▸ **Collected data entries**:
====

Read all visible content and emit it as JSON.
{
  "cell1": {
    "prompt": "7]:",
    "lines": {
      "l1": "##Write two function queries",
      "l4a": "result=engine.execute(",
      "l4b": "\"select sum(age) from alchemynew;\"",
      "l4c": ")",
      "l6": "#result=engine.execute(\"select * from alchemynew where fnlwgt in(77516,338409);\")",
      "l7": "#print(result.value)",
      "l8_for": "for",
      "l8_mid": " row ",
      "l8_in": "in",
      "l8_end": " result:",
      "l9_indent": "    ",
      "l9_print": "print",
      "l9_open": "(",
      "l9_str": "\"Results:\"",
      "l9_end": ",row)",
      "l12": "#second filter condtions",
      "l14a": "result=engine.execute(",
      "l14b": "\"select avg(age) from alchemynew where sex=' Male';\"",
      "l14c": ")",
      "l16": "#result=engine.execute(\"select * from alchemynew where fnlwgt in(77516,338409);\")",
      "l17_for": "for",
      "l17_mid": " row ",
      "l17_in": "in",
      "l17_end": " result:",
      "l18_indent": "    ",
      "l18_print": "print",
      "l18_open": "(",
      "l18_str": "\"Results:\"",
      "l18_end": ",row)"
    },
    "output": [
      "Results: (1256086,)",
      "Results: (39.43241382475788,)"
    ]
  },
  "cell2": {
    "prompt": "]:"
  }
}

====

▸ **What is asked**: Write out the whole listing exactly.

▸ **The result**:
Read all visible content and emit it as JSON.
{
  "cell1": {
    "prompt": "7]:",
    "lines": {
      "l1": "##Write two function queries",
      "l4a": "result=engine.execute(",
      "l4b": "\"select sum(age) from alchemynew;\"",
      "l4c": ")",
      "l6": "#result=engine.execute(\"select * from alchemynew where fnlwgt in(77516,338409);\")",
      "l7": "#print(result.value)",
      "l8_for": "for",
      "l8_mid": " row ",
      "l8_in": "in",
      "l8_end": " result:",
      "l9_indent": "    ",
      "l9_print": "print",
      "l9_open": "(",
      "l9_str": "\"Results:\"",
      "l9_end": ",row)",
      "l12": "#second filter condtions",
      "l14a": "result=engine.execute(",
      "l14b": "\"select avg(age) from alchemynew where sex=' Male';\"",
      "l14c": ")",
      "l16": "#result=engine.execute(\"select * from alchemynew where fnlwgt in(77516,338409);\")",
      "l17_for": "for",
      "l17_mid": " row ",
      "l17_in": "in",
      "l17_end": " result:",
      "l18_indent": "    ",
      "l18_print": "print",
      "l18_open": "(",
      "l18_str": "\"Results:\"",
      "l18_end": ",row)"
    },
    "output": [
      "Results: (1256086,)",
      "Results: (39.43241382475788,)"
    ]
  },
  "cell2": {
    "prompt": "]:"
  }
}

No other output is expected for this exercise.